→ **PROBLEM DETAILS**
Exact repetition of every entry is required.

→ **RECORDS FOR THIS TASK**
+ + + + + + +

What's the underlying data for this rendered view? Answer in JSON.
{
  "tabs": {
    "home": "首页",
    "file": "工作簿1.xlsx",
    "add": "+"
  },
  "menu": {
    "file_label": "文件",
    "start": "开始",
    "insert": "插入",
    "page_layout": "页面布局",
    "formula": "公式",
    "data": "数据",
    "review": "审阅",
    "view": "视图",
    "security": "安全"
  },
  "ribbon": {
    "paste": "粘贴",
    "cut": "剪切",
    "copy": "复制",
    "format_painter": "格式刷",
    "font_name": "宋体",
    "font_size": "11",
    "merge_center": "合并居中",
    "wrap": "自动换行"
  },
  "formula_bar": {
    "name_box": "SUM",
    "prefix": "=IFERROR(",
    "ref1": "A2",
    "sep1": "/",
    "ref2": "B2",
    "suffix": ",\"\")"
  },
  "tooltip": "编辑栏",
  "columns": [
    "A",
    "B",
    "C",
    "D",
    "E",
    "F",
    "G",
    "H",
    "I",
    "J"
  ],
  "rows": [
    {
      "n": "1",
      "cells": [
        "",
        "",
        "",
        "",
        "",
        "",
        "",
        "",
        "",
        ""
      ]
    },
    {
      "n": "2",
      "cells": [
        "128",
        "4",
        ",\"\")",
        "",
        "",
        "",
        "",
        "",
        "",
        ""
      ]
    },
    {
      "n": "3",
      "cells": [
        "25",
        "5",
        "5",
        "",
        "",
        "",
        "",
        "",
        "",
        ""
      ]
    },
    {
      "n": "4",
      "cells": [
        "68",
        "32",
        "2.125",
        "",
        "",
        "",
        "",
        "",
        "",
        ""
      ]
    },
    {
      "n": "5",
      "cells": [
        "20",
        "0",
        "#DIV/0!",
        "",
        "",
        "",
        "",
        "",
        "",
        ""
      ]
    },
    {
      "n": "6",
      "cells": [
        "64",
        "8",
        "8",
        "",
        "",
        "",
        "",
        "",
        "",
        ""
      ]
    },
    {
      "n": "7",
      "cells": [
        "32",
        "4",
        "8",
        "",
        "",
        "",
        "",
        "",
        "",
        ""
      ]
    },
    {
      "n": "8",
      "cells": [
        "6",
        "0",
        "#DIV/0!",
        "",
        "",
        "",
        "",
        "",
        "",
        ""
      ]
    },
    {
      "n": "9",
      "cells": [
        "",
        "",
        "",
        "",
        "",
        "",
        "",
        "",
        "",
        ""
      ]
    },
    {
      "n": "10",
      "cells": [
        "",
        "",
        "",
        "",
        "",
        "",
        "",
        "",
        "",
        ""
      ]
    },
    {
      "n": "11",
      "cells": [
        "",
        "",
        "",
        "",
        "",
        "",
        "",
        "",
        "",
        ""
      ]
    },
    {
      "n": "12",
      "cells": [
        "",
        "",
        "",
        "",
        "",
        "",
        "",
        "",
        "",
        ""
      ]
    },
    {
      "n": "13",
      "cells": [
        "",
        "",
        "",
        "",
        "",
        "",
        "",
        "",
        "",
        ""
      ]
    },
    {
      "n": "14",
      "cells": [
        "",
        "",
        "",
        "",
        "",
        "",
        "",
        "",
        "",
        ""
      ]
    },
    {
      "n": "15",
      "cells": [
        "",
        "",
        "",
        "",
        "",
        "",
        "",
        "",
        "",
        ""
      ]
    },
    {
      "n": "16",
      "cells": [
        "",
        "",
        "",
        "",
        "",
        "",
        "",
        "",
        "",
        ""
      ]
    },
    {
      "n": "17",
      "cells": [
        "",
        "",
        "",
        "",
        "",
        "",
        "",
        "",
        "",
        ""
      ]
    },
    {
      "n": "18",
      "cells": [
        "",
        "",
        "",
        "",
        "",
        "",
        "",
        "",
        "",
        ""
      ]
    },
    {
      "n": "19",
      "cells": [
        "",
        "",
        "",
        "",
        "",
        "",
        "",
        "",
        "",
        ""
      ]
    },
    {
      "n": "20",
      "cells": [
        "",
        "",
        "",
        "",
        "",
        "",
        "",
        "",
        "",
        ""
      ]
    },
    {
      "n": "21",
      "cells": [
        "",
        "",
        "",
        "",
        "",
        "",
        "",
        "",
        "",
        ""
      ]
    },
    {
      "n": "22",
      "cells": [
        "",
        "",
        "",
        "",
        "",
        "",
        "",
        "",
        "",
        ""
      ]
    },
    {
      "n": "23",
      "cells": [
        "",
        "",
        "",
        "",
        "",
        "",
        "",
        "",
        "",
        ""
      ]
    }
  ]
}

+ + + + + + +

→ **RESPONSE TO THIS TASK**
What's the underlying data for this rendered view? Answer in JSON.
{
  "tabs": {
    "home": "首页",
    "file": "工作簿1.xlsx",
    "add": "+"
  },
  "menu": {
    "file_label": "文件",
    "start": "开始",
    "insert": "插入",
    "page_layout": "页面布局",
    "formula": "公式",
    "data": "数据",
    "review": "审阅",
    "view": "视图",
    "security": "安全"
  },
  "ribbon": {
    "paste": "粘贴",
    "cut": "剪切",
    "copy": "复制",
    "format_painter": "格式刷",
    "font_name": "宋体",
    "font_size": "11",
    "merge_center": "合并居中",
    "wrap": "自动换行"
  },
  "formula_bar": {
    "name_box": "SUM",
    "prefix": "=IFERROR(",
    "ref1": "A2",
    "sep1": "/",
    "ref2": "B2",
    "suffix": ",\"\")"
  },
  "tooltip": "编辑栏",
  "columns": [
    "A",
    "B",
    "C",
    "D",
    "E",
    "F",
    "G",
    "H",
    "I",
    "J"
  ],
  "rows": [
    {
      "n": "1",
      "cells": [
        "",
        "",
        "",
        "",
        "",
        "",
        "",
        "",
        "",
        ""
      ]
    },
    {
      "n": "2",
      "cells": [
        "128",
        "4",
        ",\"\")",
        "",
        "",
        "",
        "",
        "",
        "",
        ""
      ]
    },
    {
      "n": "3",
      "cells": [
        "25",
        "5",
        "5",
        "",
        "",
        "",
        "",
        "",
        "",
        ""
      ]
    },
    {
      "n": "4",
      "cells": [
        "68",
        "32",
        "2.125",
        "",
        "",
        "",
        "",
        "",
        "",
        ""
      ]
    },
    {
      "n": "5",
      "cells": [
        "20",
        "0",
        "#DIV/0!",
        "",
        "",
        "",
        "",
        "",
        "",
        ""
      ]
    },
    {
      "n": "6",
      "cells": [
        "64",
        "8",
        "8",
        "",
        "",
        "",
        "",
        "",
        "",
        ""
      ]
    },
    {
      "n": "7",
      "cells": [
        "32",
        "4",
        "8",
        "",
        "",
        "",
        "",
        "",
        "",
        ""
      ]
    },
    {
      "n": "8",
      "cells": [
        "6",
        "0",
        "#DIV/0!",
        "",
        "",
        "",
        "",
        "",
        "",
        ""
      ]
    },
    {
      "n": "9",
      "cells": [
        "",
        "",
        "",
        "",
        "",
        "",
        "",
        "",
        "",
        ""
      ]
    },
    {
      "n": "10",
      "cells": [
        "",
        "",
        "",
        "",
        "",
        "",
        "",
        "",
        "",
        ""
      ]
    },
    {
      "n": "11",
      "cells": [
        "",
        "",
        "",
        "",
        "",
        "",
        "",
        "",
        "",
        ""
      ]
    },
    {
      "n": "12",
      "cells": [
        "",
        "",
        "",
        "",
        "",
        "",
        "",
        "",
        "",
        ""
      ]
    },
    {
      "n": "13",
      "cells": [
        "",
        "",
        "",
        "",
        "",
        "",
        "",
        "",
        "",
        ""
      ]
    },
    {
      "n": "14",
      "cells": [
        "",
        "",
        "",
        "",
        "",
        "",
        "",
        "",
        "",
        ""
      ]
    },
    {
      "n": "15",
      "cells": [
        "",
        "",
        "",
        "",
        "",
        "",
        "",
        "",
        "",
        ""
      ]
    },
    {
      "n": "16",
      "cells": [
        "",
        "",
        "",
        "",
        "",
        "",
        "",
        "",
        "",
        ""
      ]
    },
    {
      "n": "17",
      "cells": [
        "",
        "",
        "",
        "",
        "",
        "",
        "",
        "",
        "",
        ""
      ]
    },
    {
      "n": "18",
      "cells": [
        "",
        "",
        "",
        "",
        "",
        "",
        "",
        "",
        "",
        ""
      ]
    },
    {
      "n": "19",
      "cells": [
        "",
        "",
        "",
        "",
        "",
        "",
        "",
        "",
        "",
        ""
      ]
    },
    {
      "n": "20",
      "cells": [
        "",
        "",
        "",
        "",
        "",
        "",
        "",
        "",
        "",
        ""
      ]
    },
    {
      "n": "21",
      "cells": [
        "",
        "",
        "",
        "",
        "",
        "",
        "",
        "",
        "",
        ""
      ]
    },
    {
      "n": "22",
      "cells": [
        "",
        "",
        "",
        "",
        "",
        "",
        "",
        "",
        "",
        ""
      ]
    },
    {
      "n": "23",
      "cells": [
        "",
        "",
        "",
        "",
        "",
        "",
        "",
        "",
        "",
        ""
      ]
    }
  ]
}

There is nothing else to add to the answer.